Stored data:
---+---
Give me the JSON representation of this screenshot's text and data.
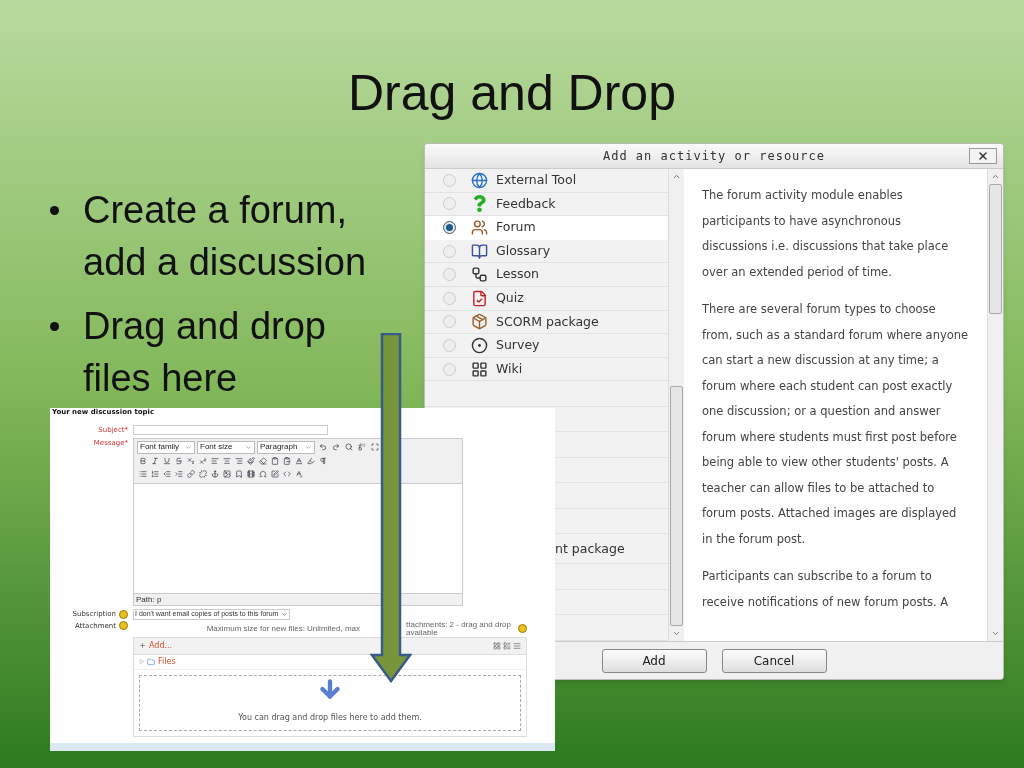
{
  "slide": {
    "title": "Drag and Drop",
    "bullets": [
      "Create a forum, add a discussion",
      "Drag and drop files here"
    ]
  },
  "dialog": {
    "title": "Add an activity or resource",
    "options": [
      {
        "label": "External Tool",
        "selected": false
      },
      {
        "label": "Feedback",
        "selected": false
      },
      {
        "label": "Forum",
        "selected": true
      },
      {
        "label": "Glossary",
        "selected": false
      },
      {
        "label": "Lesson",
        "selected": false
      },
      {
        "label": "Quiz",
        "selected": false
      },
      {
        "label": "SCORM package",
        "selected": false
      },
      {
        "label": "Survey",
        "selected": false
      },
      {
        "label": "Wiki",
        "selected": false
      }
    ],
    "partial_option": "nt package",
    "description": [
      "The forum activity module enables participants to have asynchronous discussions i.e. discussions that take place over an extended period of time.",
      "There are several forum types to choose from, such as a standard forum where anyone can start a new discussion at any time; a forum where each student can post exactly one discussion; or a question and answer forum where students must first post before being able to view other students' posts. A teacher can allow files to be attached to forum posts. Attached images are displayed in the forum post.",
      "Participants can subscribe to a forum to receive notifications of new forum posts. A"
    ],
    "buttons": [
      "Add",
      "Cancel"
    ]
  },
  "form": {
    "heading": "Your new discussion topic",
    "subject_label": "Subject*",
    "message_label": "Message*",
    "font_family": "Font family",
    "font_size": "Font size",
    "format": "Paragraph",
    "path": "Path: p",
    "subscription_label": "Subscription",
    "subscription_value": "I don't want email copies of posts to this forum",
    "attachment_label": "Attachment",
    "limits_left": "Maximum size for new files: Unlimited, max",
    "limits_right": "ttachments: 2 - drag and drop available",
    "add": "Add...",
    "files": "Files",
    "drop_hint": "You can drag and drop files here to add them."
  }
}
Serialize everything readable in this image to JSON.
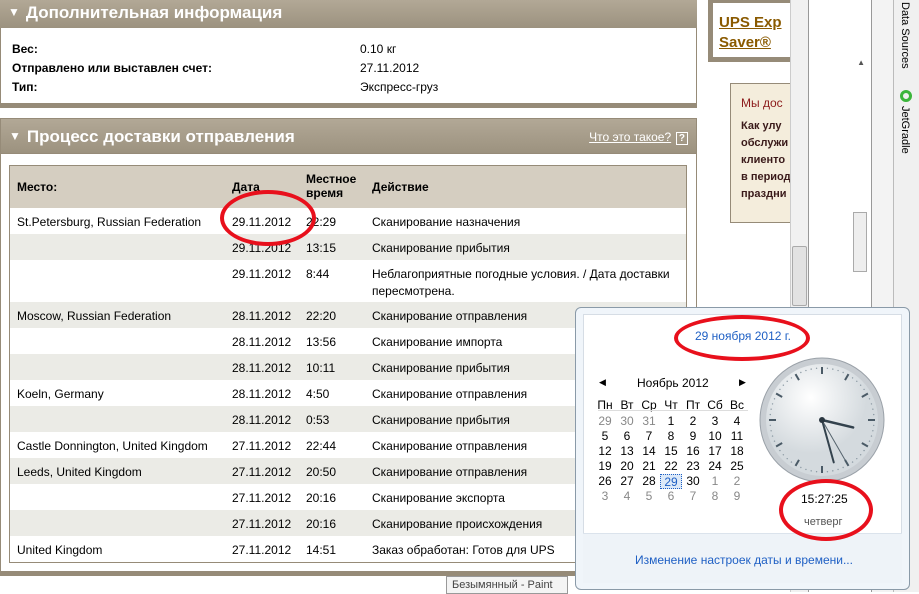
---+---
What the exercise asks:
Show each line holding the word "activity".

Answer to the problem:
    "title": "Add an activity or resource",
      "The forum activity module enables participants to have asynchronous discussions i.e. discussions that take place over an extended period of time.",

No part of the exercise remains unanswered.